─── Material shown

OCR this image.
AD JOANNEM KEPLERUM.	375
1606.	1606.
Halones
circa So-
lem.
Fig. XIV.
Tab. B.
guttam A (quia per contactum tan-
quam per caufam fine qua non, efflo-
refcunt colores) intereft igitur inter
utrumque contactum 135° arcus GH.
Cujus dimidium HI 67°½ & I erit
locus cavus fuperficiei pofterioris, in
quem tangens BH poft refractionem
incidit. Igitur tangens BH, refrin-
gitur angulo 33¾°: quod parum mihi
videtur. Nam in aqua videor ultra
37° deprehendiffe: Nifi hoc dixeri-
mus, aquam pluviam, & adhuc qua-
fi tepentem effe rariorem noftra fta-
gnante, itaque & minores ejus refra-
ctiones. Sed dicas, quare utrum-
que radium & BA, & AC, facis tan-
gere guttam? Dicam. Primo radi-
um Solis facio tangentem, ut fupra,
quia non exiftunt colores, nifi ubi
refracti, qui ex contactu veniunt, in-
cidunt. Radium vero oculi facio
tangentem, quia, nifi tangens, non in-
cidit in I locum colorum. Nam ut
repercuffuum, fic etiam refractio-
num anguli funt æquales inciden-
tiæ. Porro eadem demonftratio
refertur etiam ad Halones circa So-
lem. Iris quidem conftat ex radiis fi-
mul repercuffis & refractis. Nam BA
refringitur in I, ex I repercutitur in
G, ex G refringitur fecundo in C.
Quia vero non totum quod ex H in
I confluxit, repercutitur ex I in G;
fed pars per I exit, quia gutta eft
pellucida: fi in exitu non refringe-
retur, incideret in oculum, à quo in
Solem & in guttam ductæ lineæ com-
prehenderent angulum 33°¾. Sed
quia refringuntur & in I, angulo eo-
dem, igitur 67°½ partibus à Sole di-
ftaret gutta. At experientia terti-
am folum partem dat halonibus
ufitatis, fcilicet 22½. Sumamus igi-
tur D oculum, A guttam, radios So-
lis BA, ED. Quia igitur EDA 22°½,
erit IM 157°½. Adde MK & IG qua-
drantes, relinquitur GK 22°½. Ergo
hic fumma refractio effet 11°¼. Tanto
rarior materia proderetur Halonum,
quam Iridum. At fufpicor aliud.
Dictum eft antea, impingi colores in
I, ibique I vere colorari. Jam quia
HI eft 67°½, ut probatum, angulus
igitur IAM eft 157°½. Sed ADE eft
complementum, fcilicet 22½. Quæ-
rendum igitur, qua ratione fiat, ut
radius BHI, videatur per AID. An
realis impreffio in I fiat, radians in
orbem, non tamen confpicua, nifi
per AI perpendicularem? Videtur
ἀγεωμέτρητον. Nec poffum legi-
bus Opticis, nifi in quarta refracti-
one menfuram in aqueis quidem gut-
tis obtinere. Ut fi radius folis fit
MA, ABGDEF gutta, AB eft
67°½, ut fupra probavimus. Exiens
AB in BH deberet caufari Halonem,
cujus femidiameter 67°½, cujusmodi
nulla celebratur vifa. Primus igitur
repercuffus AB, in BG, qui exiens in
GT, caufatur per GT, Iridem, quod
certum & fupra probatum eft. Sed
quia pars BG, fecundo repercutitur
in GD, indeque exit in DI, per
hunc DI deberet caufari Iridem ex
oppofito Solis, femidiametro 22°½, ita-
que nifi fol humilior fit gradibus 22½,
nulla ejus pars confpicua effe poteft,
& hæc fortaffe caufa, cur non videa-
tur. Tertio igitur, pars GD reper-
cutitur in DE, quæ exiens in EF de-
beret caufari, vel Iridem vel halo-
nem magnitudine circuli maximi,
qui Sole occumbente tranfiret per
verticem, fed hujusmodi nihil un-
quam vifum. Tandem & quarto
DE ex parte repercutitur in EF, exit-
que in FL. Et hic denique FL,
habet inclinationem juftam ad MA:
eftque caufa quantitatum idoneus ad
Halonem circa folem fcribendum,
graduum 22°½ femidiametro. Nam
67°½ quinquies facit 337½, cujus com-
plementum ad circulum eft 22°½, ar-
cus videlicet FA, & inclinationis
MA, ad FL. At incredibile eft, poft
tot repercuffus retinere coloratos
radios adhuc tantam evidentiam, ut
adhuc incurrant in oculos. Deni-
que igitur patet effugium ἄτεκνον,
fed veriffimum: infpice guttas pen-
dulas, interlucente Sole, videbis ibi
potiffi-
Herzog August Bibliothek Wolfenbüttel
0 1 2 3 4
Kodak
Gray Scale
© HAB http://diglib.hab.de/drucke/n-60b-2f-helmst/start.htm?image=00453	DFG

──────

- Problem statement:
Set out the complete listing exactly as shown.

- Full answer:
OCR this image.
AD JOANNEM KEPLERUM.	375
1606.	1606.
Halones
circa So-
lem.
Fig. XIV.
Tab. B.
guttam A (quia per contactum tan-
quam per caufam fine qua non, efflo-
refcunt colores) intereft igitur inter
utrumque contactum 135° arcus GH.
Cujus dimidium HI 67°½ & I erit
locus cavus fuperficiei pofterioris, in
quem tangens BH poft refractionem
incidit. Igitur tangens BH, refrin-
gitur angulo 33¾°: quod parum mihi
videtur. Nam in aqua videor ultra
37° deprehendiffe: Nifi hoc dixeri-
mus, aquam pluviam, & adhuc qua-
fi tepentem effe rariorem noftra fta-
gnante, itaque & minores ejus refra-
ctiones. Sed dicas, quare utrum-
que radium & BA, & AC, facis tan-
gere guttam? Dicam. Primo radi-
um Solis facio tangentem, ut fupra,
quia non exiftunt colores, nifi ubi
refracti, qui ex contactu veniunt, in-
cidunt. Radium vero oculi facio
tangentem, quia, nifi tangens, non in-
cidit in I locum colorum. Nam ut
repercuffuum, fic etiam refractio-
num anguli funt æquales inciden-
tiæ. Porro eadem demonftratio
refertur etiam ad Halones circa So-
lem. Iris quidem conftat ex radiis fi-
mul repercuffis & refractis. Nam BA
refringitur in I, ex I repercutitur in
G, ex G refringitur fecundo in C.
Quia vero non totum quod ex H in
I confluxit, repercutitur ex I in G;
fed pars per I exit, quia gutta eft
pellucida: fi in exitu non refringe-
retur, incideret in oculum, à quo in
Solem & in guttam ductæ lineæ com-
prehenderent angulum 33°¾. Sed
quia refringuntur & in I, angulo eo-
dem, igitur 67°½ partibus à Sole di-
ftaret gutta. At experientia terti-
am folum partem dat halonibus
ufitatis, fcilicet 22½. Sumamus igi-
tur D oculum, A guttam, radios So-
lis BA, ED. Quia igitur EDA 22°½,
erit IM 157°½. Adde MK & IG qua-
drantes, relinquitur GK 22°½. Ergo
hic fumma refractio effet 11°¼. Tanto
rarior materia proderetur Halonum,
quam Iridum. At fufpicor aliud.
Dictum eft antea, impingi colores in
I, ibique I vere colorari. Jam quia
HI eft 67°½, ut probatum, angulus
igitur IAM eft 157°½. Sed ADE eft
complementum, fcilicet 22½. Quæ-
rendum igitur, qua ratione fiat, ut
radius BHI, videatur per AID. An
realis impreffio in I fiat, radians in
orbem, non tamen confpicua, nifi
per AI perpendicularem? Videtur
ἀγεωμέτρητον. Nec poffum legi-
bus Opticis, nifi in quarta refracti-
one menfuram in aqueis quidem gut-
tis obtinere. Ut fi radius folis fit
MA, ABGDEF gutta, AB eft
67°½, ut fupra probavimus. Exiens
AB in BH deberet caufari Halonem,
cujus femidiameter 67°½, cujusmodi
nulla celebratur vifa. Primus igitur
repercuffus AB, in BG, qui exiens in
GT, caufatur per GT, Iridem, quod
certum & fupra probatum eft. Sed
quia pars BG, fecundo repercutitur
in GD, indeque exit in DI, per
hunc DI deberet caufari Iridem ex
oppofito Solis, femidiametro 22°½, ita-
que nifi fol humilior fit gradibus 22½,
nulla ejus pars confpicua effe poteft,
& hæc fortaffe caufa, cur non videa-
tur. Tertio igitur, pars GD reper-
cutitur in DE, quæ exiens in EF de-
beret caufari, vel Iridem vel halo-
nem magnitudine circuli maximi,
qui Sole occumbente tranfiret per
verticem, fed hujusmodi nihil un-
quam vifum. Tandem & quarto
DE ex parte repercutitur in EF, exit-
que in FL. Et hic denique FL,
habet inclinationem juftam ad MA:
eftque caufa quantitatum idoneus ad
Halonem circa folem fcribendum,
graduum 22°½ femidiametro. Nam
67°½ quinquies facit 337½, cujus com-
plementum ad circulum eft 22°½, ar-
cus videlicet FA, & inclinationis
MA, ad FL. At incredibile eft, poft
tot repercuffus retinere coloratos
radios adhuc tantam evidentiam, ut
adhuc incurrant in oculos. Deni-
que igitur patet effugium ἄτεκνον,
fed veriffimum: infpice guttas pen-
dulas, interlucente Sole, videbis ibi
potiffi-
Herzog August Bibliothek Wolfenbüttel
0 1 2 3 4
Kodak
Gray Scale
© HAB http://diglib.hab.de/drucke/n-60b-2f-helmst/start.htm?image=00453	DFG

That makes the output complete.